══ Source material
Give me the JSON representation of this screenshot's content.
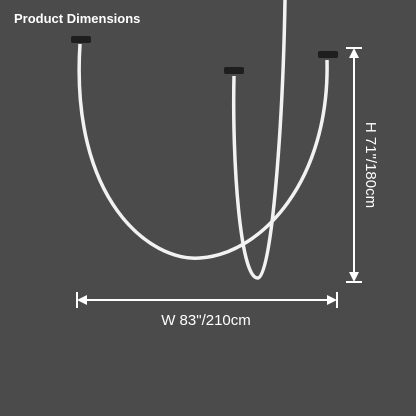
{
  "title": "Product Dimensions",
  "height_label": "H 71\"/180cm",
  "width_label": "W 83\"/210cm"
}
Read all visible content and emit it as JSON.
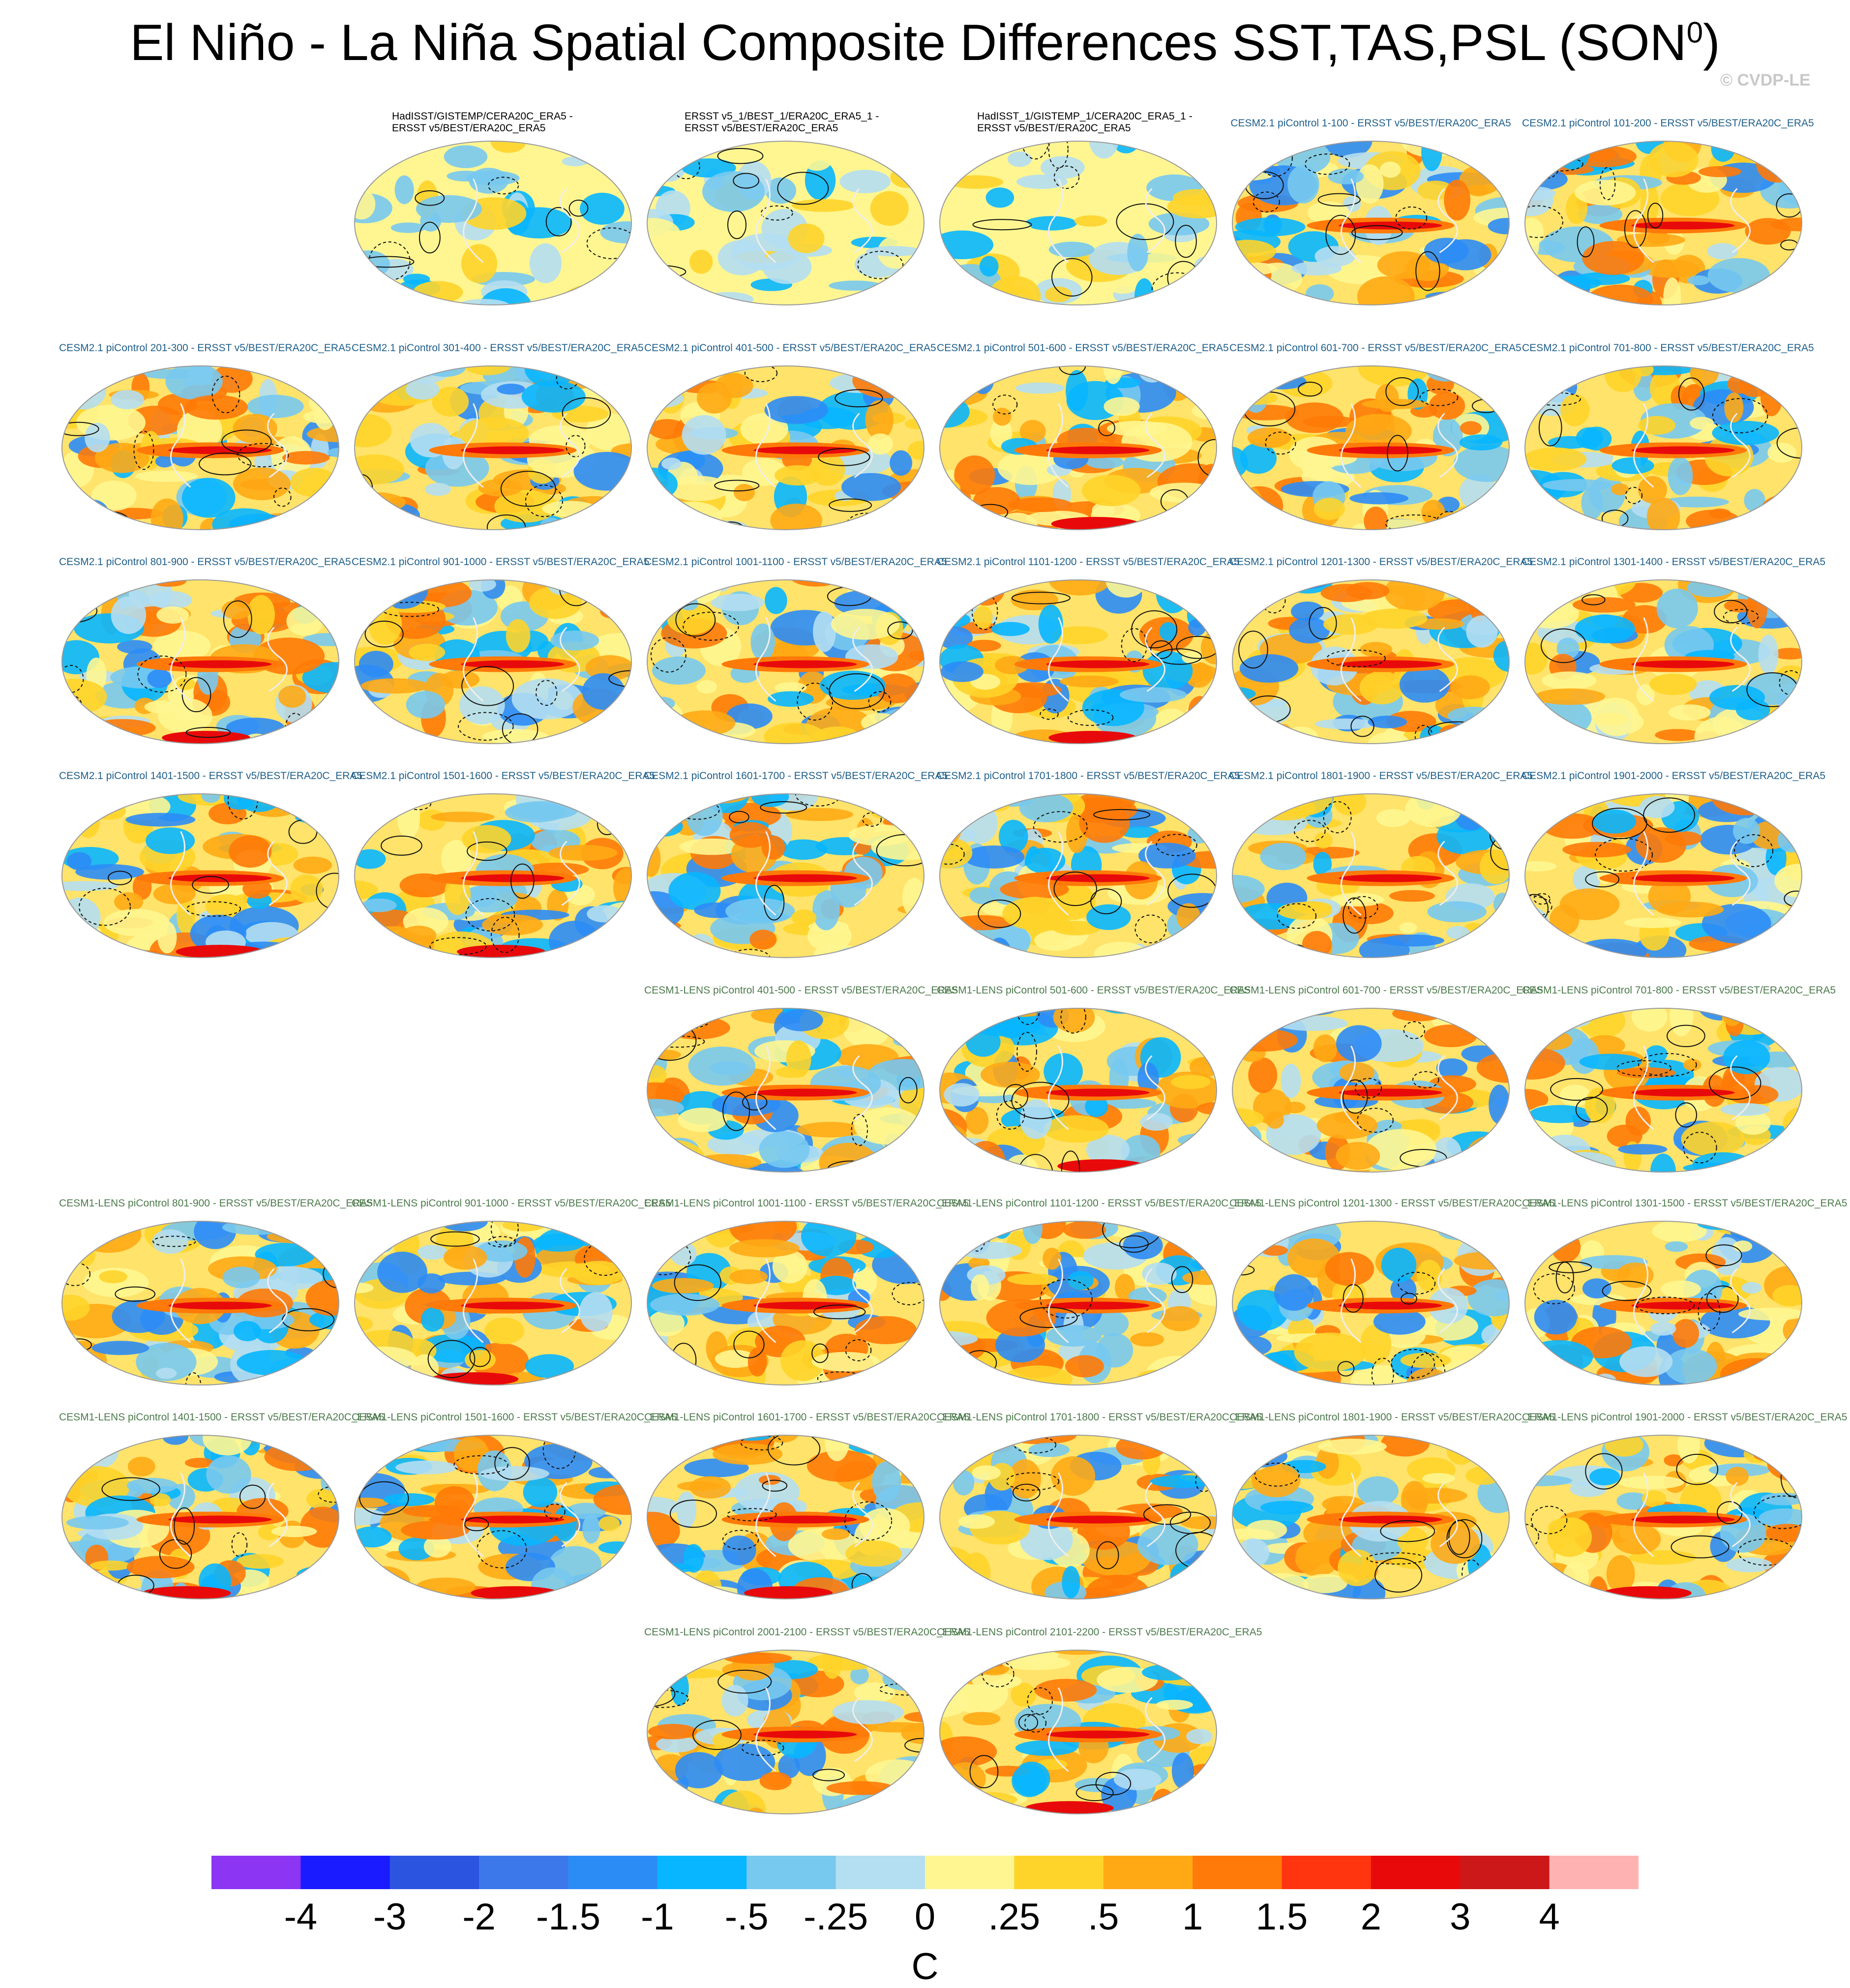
════
> **Stated goal**: Copy all the entries word for word. Omit any pictures.

> **Response to the task**:
Give me the JSON representation of this screenshot's content.
{
  "title": "Product Dimensions",
  "height_label": "H 71\"/180cm",
  "width_label": "W 83\"/210cm"
}
Read all visible content and emit it as JSON.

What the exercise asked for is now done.